Given exercise | Of all the lines in the records, how many hold the word "xlabel"? Answer with the number only.

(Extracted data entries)
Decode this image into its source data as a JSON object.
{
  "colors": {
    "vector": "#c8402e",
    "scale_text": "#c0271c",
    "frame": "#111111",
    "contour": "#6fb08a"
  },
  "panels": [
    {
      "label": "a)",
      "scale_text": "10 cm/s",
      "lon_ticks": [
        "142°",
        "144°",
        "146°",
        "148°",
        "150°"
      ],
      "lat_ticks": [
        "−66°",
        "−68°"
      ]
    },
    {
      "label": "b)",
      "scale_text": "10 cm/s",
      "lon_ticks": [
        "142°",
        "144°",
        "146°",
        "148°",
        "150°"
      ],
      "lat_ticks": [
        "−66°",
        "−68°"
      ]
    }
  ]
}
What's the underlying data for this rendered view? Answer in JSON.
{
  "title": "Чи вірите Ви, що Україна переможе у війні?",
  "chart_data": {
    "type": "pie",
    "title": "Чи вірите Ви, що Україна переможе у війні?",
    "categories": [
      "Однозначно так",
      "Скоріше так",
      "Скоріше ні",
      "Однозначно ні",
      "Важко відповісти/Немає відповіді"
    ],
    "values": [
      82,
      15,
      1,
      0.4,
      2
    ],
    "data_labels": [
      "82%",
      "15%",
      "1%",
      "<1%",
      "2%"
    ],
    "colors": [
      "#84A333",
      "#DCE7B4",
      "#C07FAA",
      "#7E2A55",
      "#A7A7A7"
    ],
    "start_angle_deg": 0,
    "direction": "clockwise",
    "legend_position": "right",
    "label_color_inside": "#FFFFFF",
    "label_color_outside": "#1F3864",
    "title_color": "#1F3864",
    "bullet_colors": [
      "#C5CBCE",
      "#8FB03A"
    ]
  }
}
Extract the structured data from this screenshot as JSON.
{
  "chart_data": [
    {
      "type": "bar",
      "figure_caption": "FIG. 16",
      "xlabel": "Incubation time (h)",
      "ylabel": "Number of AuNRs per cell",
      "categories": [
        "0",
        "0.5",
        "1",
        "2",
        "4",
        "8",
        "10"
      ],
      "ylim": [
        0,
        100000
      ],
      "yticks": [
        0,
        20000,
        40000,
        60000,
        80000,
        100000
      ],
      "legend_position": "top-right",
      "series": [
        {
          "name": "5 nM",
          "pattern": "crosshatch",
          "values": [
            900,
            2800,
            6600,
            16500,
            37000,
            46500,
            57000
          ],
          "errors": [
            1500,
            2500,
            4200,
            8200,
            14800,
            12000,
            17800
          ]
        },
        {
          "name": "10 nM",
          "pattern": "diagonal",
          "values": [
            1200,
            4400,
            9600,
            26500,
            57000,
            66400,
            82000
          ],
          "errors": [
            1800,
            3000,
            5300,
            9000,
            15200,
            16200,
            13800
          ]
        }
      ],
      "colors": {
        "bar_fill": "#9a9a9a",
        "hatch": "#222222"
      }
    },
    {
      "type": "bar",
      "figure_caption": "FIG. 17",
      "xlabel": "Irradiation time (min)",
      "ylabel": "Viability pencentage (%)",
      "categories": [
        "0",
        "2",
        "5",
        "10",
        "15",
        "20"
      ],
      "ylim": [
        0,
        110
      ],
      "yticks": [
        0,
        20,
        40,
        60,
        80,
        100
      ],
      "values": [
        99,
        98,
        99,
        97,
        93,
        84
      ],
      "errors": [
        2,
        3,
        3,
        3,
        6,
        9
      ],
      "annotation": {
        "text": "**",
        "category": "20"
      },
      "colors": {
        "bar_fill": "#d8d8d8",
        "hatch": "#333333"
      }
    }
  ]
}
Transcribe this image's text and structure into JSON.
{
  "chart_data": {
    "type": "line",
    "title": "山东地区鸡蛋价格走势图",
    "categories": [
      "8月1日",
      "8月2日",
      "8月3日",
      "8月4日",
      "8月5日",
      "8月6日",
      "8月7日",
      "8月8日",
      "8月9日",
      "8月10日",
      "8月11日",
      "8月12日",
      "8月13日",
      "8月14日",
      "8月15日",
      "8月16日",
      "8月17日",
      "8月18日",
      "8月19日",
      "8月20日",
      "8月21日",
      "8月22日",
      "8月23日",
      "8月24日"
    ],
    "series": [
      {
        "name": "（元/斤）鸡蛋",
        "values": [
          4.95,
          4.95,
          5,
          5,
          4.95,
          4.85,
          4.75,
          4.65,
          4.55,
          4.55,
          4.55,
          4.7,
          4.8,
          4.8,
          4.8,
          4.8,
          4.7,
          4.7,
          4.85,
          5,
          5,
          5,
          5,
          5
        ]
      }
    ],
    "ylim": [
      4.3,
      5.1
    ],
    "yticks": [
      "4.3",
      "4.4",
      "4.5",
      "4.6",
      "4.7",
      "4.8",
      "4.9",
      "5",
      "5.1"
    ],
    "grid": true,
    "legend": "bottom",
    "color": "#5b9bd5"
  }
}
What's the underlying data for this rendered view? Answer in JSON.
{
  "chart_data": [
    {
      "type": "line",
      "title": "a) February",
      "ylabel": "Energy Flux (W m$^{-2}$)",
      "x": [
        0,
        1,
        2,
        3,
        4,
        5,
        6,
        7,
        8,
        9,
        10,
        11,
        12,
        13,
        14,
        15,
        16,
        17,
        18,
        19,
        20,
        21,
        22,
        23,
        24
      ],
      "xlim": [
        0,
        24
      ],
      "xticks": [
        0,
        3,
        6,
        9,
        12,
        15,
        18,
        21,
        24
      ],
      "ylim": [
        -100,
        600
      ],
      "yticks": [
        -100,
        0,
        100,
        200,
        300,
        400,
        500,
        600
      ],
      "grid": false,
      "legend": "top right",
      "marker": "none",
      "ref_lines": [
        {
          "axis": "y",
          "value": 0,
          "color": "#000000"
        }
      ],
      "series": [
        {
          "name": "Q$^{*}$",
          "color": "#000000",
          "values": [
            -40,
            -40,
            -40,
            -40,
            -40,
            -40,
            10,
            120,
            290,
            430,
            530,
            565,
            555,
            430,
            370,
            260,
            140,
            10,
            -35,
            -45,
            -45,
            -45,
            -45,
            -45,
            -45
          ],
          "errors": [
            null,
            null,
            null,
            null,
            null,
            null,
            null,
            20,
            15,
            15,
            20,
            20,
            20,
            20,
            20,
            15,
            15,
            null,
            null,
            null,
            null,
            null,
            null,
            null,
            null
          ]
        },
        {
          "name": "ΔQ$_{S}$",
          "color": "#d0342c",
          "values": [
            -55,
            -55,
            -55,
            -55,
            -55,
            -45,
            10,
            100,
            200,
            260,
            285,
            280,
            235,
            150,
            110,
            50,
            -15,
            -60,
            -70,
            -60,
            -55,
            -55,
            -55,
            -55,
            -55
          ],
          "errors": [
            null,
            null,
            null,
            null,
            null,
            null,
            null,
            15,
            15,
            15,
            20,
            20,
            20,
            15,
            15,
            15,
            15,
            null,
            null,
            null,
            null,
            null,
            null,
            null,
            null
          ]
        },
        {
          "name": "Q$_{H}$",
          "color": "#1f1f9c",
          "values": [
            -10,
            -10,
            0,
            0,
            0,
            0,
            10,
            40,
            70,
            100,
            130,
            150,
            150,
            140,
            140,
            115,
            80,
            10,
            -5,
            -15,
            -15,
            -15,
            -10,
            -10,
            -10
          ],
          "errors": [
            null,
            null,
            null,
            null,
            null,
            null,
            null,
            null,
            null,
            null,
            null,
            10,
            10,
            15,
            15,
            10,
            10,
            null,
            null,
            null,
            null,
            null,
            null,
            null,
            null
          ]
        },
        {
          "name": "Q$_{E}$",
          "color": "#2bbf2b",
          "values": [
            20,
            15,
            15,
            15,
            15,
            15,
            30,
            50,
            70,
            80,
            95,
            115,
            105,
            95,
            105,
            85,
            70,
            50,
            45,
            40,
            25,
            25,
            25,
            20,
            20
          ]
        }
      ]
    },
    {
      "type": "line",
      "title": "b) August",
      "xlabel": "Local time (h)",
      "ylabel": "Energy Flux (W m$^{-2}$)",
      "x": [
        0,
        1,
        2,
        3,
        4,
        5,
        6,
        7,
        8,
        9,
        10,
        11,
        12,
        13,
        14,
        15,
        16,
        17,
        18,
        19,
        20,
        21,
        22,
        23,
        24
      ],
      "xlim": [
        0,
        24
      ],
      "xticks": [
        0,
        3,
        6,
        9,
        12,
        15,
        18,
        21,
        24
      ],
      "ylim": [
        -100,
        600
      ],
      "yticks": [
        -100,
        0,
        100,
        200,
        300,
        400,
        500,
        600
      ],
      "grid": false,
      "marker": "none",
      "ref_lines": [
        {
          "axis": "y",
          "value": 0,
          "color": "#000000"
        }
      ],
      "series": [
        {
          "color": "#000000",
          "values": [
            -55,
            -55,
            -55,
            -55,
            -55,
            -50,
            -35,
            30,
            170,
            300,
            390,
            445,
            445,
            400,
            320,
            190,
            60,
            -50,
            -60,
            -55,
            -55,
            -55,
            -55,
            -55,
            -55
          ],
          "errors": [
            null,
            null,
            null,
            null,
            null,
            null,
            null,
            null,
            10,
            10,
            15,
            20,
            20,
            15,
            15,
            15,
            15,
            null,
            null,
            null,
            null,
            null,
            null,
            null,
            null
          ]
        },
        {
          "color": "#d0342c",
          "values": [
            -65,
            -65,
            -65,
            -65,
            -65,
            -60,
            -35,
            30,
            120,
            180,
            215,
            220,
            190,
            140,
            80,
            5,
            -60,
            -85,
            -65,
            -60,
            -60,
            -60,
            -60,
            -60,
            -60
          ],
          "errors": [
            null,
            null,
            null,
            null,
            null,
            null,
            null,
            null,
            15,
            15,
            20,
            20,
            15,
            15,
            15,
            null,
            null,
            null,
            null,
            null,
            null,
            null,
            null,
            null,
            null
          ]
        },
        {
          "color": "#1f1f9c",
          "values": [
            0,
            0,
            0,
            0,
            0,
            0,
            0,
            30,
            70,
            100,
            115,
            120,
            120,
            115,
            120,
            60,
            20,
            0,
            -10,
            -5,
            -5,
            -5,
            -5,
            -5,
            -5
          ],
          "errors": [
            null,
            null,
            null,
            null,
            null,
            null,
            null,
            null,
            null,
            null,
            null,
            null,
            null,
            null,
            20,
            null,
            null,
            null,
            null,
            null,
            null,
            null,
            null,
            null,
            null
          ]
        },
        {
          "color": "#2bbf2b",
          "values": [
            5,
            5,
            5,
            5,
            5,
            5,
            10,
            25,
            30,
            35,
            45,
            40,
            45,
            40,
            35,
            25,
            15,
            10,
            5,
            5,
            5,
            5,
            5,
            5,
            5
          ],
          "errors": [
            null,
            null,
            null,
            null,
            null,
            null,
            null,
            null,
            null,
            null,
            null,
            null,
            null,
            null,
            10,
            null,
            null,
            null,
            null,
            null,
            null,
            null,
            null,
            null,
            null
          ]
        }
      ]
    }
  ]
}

Solution to this task | 3